Records shown
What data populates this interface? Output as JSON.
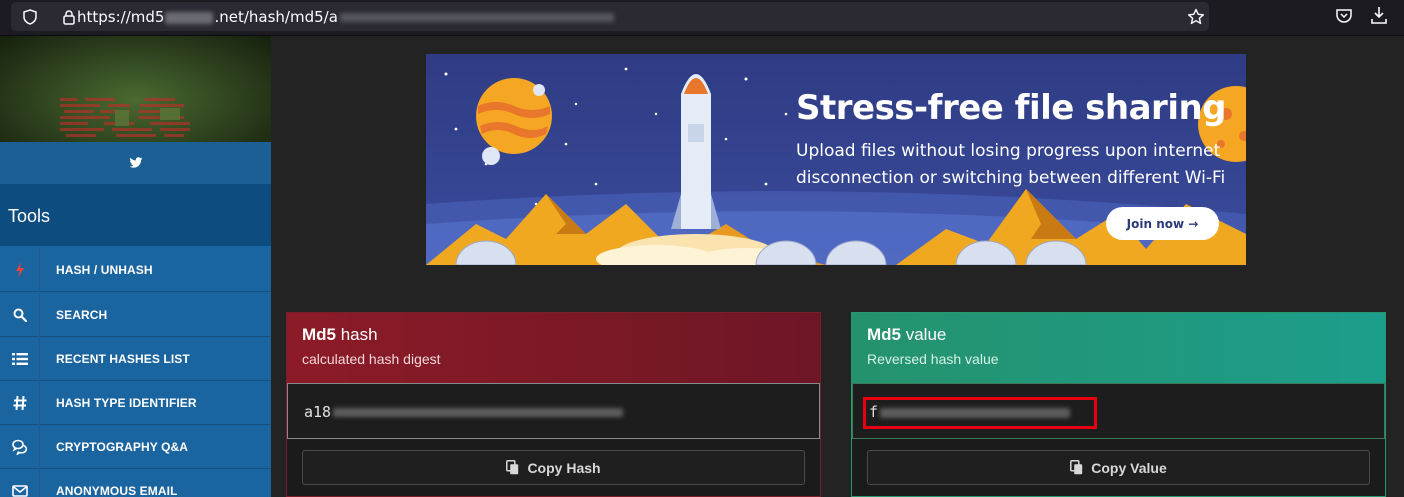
{
  "browser": {
    "url_prefix": "https://md5",
    "url_domain_suffix": ".net/hash/md5/a"
  },
  "sidebar": {
    "tools_title": "Tools",
    "items": [
      {
        "label": "HASH / UNHASH",
        "icon": "bolt-icon"
      },
      {
        "label": "SEARCH",
        "icon": "search-icon"
      },
      {
        "label": "RECENT HASHES LIST",
        "icon": "list-icon"
      },
      {
        "label": "HASH TYPE IDENTIFIER",
        "icon": "hash-icon"
      },
      {
        "label": "CRYPTOGRAPHY Q&A",
        "icon": "chat-icon"
      },
      {
        "label": "ANONYMOUS EMAIL",
        "icon": "envelope-icon"
      }
    ]
  },
  "ad": {
    "headline": "Stress-free file sharing",
    "body": "Upload files without losing progress upon internet disconnection or switching between different Wi-Fi",
    "cta": "Join now →"
  },
  "hash_panel": {
    "title_bold": "Md5",
    "title_rest": " hash",
    "subtitle": "calculated hash digest",
    "value_visible": "a18",
    "copy_label": "Copy Hash"
  },
  "value_panel": {
    "title_bold": "Md5",
    "title_rest": " value",
    "subtitle": "Reversed hash value",
    "value_visible": "f",
    "copy_label": "Copy Value"
  },
  "colors": {
    "hash_header": "#8c1b27",
    "value_header": "#25926d",
    "sidebar": "#1a64a0",
    "highlight": "#e60012"
  }
}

Task statement
Pictures in the records above are not copied; print everything else exactly.

The answer
What data populates this interface? Output as JSON.
{
  "browser": {
    "url_prefix": "https://md5",
    "url_domain_suffix": ".net/hash/md5/a"
  },
  "sidebar": {
    "tools_title": "Tools",
    "items": [
      {
        "label": "HASH / UNHASH",
        "icon": "bolt-icon"
      },
      {
        "label": "SEARCH",
        "icon": "search-icon"
      },
      {
        "label": "RECENT HASHES LIST",
        "icon": "list-icon"
      },
      {
        "label": "HASH TYPE IDENTIFIER",
        "icon": "hash-icon"
      },
      {
        "label": "CRYPTOGRAPHY Q&A",
        "icon": "chat-icon"
      },
      {
        "label": "ANONYMOUS EMAIL",
        "icon": "envelope-icon"
      }
    ]
  },
  "ad": {
    "headline": "Stress-free file sharing",
    "body": "Upload files without losing progress upon internet disconnection or switching between different Wi-Fi",
    "cta": "Join now →"
  },
  "hash_panel": {
    "title_bold": "Md5",
    "title_rest": " hash",
    "subtitle": "calculated hash digest",
    "value_visible": "a18",
    "copy_label": "Copy Hash"
  },
  "value_panel": {
    "title_bold": "Md5",
    "title_rest": " value",
    "subtitle": "Reversed hash value",
    "value_visible": "f",
    "copy_label": "Copy Value"
  },
  "colors": {
    "hash_header": "#8c1b27",
    "value_header": "#25926d",
    "sidebar": "#1a64a0",
    "highlight": "#e60012"
  }
}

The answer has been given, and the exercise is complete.